* begin Data shown *

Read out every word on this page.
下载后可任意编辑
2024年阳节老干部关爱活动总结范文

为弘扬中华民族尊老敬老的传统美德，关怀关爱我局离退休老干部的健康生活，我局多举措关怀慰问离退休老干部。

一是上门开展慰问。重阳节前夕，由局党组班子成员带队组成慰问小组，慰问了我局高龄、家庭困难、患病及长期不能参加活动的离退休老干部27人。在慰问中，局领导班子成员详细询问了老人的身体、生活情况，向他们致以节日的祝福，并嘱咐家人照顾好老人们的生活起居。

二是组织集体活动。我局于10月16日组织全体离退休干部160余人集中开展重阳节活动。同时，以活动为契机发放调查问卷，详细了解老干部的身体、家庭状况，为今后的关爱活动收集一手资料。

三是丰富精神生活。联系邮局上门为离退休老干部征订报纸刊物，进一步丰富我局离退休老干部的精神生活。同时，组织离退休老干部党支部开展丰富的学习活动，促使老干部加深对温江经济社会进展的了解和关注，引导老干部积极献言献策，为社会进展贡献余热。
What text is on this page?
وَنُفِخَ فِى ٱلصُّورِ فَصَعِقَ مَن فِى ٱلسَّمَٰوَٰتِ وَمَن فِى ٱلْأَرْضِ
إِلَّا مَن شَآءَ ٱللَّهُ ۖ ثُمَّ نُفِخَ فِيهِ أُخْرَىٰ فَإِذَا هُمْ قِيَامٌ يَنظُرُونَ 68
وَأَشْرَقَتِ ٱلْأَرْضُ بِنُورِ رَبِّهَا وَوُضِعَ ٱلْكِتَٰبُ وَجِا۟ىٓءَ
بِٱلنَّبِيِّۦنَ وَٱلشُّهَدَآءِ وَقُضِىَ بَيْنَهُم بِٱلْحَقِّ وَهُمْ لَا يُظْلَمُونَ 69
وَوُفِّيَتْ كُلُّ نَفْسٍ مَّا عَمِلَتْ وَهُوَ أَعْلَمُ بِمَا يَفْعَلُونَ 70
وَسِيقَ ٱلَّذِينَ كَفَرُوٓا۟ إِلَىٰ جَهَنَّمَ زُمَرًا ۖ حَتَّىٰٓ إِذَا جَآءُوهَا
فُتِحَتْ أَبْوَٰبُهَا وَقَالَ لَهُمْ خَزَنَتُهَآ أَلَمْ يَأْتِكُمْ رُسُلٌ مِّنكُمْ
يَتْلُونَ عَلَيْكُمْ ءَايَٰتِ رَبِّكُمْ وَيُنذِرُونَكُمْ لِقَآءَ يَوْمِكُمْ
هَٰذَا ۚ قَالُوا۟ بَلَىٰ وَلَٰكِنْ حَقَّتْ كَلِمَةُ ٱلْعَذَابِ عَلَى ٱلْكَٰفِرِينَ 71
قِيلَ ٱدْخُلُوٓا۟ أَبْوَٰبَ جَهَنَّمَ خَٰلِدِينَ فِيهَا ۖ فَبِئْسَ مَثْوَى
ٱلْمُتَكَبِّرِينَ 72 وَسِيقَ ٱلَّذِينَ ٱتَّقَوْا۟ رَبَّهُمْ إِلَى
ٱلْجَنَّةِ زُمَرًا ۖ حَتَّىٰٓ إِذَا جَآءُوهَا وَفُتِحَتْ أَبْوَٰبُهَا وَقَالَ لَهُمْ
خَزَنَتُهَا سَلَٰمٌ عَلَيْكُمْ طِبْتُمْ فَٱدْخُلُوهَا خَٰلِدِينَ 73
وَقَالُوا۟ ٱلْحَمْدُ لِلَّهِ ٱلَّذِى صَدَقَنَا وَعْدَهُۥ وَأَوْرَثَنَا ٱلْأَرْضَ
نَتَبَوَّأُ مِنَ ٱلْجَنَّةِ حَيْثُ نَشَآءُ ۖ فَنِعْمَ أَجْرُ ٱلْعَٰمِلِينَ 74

* end Data shown *

=== Brief ===
Only a number is wanted: how many lines of the material include the word "page".

=== Result below ===
2